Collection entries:

####

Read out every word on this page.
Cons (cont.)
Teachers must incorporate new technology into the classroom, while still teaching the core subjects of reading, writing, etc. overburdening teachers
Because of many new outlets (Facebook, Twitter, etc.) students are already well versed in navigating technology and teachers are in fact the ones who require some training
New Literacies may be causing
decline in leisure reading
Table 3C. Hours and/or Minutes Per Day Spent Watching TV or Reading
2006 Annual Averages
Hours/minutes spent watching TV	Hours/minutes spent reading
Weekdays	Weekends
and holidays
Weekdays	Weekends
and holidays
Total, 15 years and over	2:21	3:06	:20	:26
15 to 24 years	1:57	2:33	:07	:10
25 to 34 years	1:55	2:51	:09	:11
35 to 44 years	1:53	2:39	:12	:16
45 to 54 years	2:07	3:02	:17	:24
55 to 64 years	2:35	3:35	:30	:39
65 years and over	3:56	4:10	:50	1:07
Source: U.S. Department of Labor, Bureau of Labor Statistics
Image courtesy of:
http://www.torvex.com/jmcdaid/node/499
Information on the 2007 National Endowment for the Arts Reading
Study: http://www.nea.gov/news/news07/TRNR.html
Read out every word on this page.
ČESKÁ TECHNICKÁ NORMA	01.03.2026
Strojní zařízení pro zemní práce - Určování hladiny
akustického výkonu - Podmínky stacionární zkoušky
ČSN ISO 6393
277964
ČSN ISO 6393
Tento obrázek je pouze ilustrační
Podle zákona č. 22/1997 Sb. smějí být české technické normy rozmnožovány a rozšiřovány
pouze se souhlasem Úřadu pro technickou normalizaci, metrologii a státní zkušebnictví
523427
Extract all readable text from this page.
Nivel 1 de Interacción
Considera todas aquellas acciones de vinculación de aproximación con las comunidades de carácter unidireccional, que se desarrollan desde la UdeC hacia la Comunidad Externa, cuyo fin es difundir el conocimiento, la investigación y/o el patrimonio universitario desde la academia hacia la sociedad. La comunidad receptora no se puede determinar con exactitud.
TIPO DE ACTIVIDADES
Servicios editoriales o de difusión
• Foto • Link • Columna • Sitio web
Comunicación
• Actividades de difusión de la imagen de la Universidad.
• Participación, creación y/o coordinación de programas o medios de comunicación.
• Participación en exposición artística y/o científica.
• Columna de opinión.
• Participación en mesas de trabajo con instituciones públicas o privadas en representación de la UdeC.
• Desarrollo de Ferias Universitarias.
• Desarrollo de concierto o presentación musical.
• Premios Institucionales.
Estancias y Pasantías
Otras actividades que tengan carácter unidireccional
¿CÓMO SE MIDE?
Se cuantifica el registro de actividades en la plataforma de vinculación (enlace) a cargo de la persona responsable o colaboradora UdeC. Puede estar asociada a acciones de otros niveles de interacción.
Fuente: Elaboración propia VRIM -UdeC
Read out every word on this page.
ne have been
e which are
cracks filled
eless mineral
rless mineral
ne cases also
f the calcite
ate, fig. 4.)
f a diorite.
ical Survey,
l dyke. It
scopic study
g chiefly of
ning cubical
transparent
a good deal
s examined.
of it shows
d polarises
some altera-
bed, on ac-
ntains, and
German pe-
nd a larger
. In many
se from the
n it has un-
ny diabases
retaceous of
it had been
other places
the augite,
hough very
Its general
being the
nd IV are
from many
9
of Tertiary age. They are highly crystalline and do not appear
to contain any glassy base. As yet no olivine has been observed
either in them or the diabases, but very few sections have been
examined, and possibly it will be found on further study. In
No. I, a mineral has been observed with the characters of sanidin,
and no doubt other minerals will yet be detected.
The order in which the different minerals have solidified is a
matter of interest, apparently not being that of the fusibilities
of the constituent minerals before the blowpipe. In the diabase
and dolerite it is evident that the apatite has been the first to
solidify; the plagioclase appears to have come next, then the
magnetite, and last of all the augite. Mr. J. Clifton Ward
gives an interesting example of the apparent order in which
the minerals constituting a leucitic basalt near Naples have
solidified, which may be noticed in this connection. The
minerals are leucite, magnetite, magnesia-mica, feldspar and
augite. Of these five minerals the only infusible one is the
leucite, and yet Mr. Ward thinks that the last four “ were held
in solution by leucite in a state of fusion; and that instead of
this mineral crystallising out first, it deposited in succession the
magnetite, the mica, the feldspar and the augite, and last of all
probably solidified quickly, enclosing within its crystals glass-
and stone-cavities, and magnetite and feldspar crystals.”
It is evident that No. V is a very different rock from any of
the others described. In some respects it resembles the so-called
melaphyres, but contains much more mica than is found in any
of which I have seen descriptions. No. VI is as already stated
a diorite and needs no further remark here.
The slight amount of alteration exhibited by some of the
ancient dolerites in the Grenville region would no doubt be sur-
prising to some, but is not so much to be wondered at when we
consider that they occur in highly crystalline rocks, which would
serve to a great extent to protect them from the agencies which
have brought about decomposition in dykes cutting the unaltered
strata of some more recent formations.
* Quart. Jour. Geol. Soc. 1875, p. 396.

####

Problem: Copy all of the data. Keep every word exactly as it is.

Right answer:
Read out every word on this page.
Cons (cont.)
Teachers must incorporate new technology into the classroom, while still teaching the core subjects of reading, writing, etc. overburdening teachers
Because of many new outlets (Facebook, Twitter, etc.) students are already well versed in navigating technology and teachers are in fact the ones who require some training
New Literacies may be causing
decline in leisure reading
Table 3C. Hours and/or Minutes Per Day Spent Watching TV or Reading
2006 Annual Averages
Hours/minutes spent watching TV	Hours/minutes spent reading
Weekdays	Weekends
and holidays
Weekdays	Weekends
and holidays
Total, 15 years and over	2:21	3:06	:20	:26
15 to 24 years	1:57	2:33	:07	:10
25 to 34 years	1:55	2:51	:09	:11
35 to 44 years	1:53	2:39	:12	:16
45 to 54 years	2:07	3:02	:17	:24
55 to 64 years	2:35	3:35	:30	:39
65 years and over	3:56	4:10	:50	1:07
Source: U.S. Department of Labor, Bureau of Labor Statistics
Image courtesy of:
http://www.torvex.com/jmcdaid/node/499
Information on the 2007 National Endowment for the Arts Reading
Study: http://www.nea.gov/news/news07/TRNR.html
Read out every word on this page.
ČESKÁ TECHNICKÁ NORMA	01.03.2026
Strojní zařízení pro zemní práce - Určování hladiny
akustického výkonu - Podmínky stacionární zkoušky
ČSN ISO 6393
277964
ČSN ISO 6393
Tento obrázek je pouze ilustrační
Podle zákona č. 22/1997 Sb. smějí být české technické normy rozmnožovány a rozšiřovány
pouze se souhlasem Úřadu pro technickou normalizaci, metrologii a státní zkušebnictví
523427
Extract all readable text from this page.
Nivel 1 de Interacción
Considera todas aquellas acciones de vinculación de aproximación con las comunidades de carácter unidireccional, que se desarrollan desde la UdeC hacia la Comunidad Externa, cuyo fin es difundir el conocimiento, la investigación y/o el patrimonio universitario desde la academia hacia la sociedad. La comunidad receptora no se puede determinar con exactitud.
TIPO DE ACTIVIDADES
Servicios editoriales o de difusión
• Foto • Link • Columna • Sitio web
Comunicación
• Actividades de difusión de la imagen de la Universidad.
• Participación, creación y/o coordinación de programas o medios de comunicación.
• Participación en exposición artística y/o científica.
• Columna de opinión.
• Participación en mesas de trabajo con instituciones públicas o privadas en representación de la UdeC.
• Desarrollo de Ferias Universitarias.
• Desarrollo de concierto o presentación musical.
• Premios Institucionales.
Estancias y Pasantías
Otras actividades que tengan carácter unidireccional
¿CÓMO SE MIDE?
Se cuantifica el registro de actividades en la plataforma de vinculación (enlace) a cargo de la persona responsable o colaboradora UdeC. Puede estar asociada a acciones de otros niveles de interacción.
Fuente: Elaboración propia VRIM -UdeC
Read out every word on this page.
ne have been
e which are
cracks filled
eless mineral
rless mineral
ne cases also
f the calcite
ate, fig. 4.)
f a diorite.
ical Survey,
l dyke. It
scopic study
g chiefly of
ning cubical
transparent
a good deal
s examined.
of it shows
d polarises
some altera-
bed, on ac-
ntains, and
German pe-
nd a larger
. In many
se from the
n it has un-
ny diabases
retaceous of
it had been
other places
the augite,
hough very
Its general
being the
nd IV are
from many
9
of Tertiary age. They are highly crystalline and do not appear
to contain any glassy base. As yet no olivine has been observed
either in them or the diabases, but very few sections have been
examined, and possibly it will be found on further study. In
No. I, a mineral has been observed with the characters of sanidin,
and no doubt other minerals will yet be detected.
The order in which the different minerals have solidified is a
matter of interest, apparently not being that of the fusibilities
of the constituent minerals before the blowpipe. In the diabase
and dolerite it is evident that the apatite has been the first to
solidify; the plagioclase appears to have come next, then the
magnetite, and last of all the augite. Mr. J. Clifton Ward
gives an interesting example of the apparent order in which
the minerals constituting a leucitic basalt near Naples have
solidified, which may be noticed in this connection. The
minerals are leucite, magnetite, magnesia-mica, feldspar and
augite. Of these five minerals the only infusible one is the
leucite, and yet Mr. Ward thinks that the last four “ were held
in solution by leucite in a state of fusion; and that instead of
this mineral crystallising out first, it deposited in succession the
magnetite, the mica, the feldspar and the augite, and last of all
probably solidified quickly, enclosing within its crystals glass-
and stone-cavities, and magnetite and feldspar crystals.”
It is evident that No. V is a very different rock from any of
the others described. In some respects it resembles the so-called
melaphyres, but contains much more mica than is found in any
of which I have seen descriptions. No. VI is as already stated
a diorite and needs no further remark here.
The slight amount of alteration exhibited by some of the
ancient dolerites in the Grenville region would no doubt be sur-
prising to some, but is not so much to be wondered at when we
consider that they occur in highly crystalline rocks, which would
serve to a great extent to protect them from the agencies which
have brought about decomposition in dykes cutting the unaltered
strata of some more recent formations.
* Quart. Jour. Geol. Soc. 1875, p. 396.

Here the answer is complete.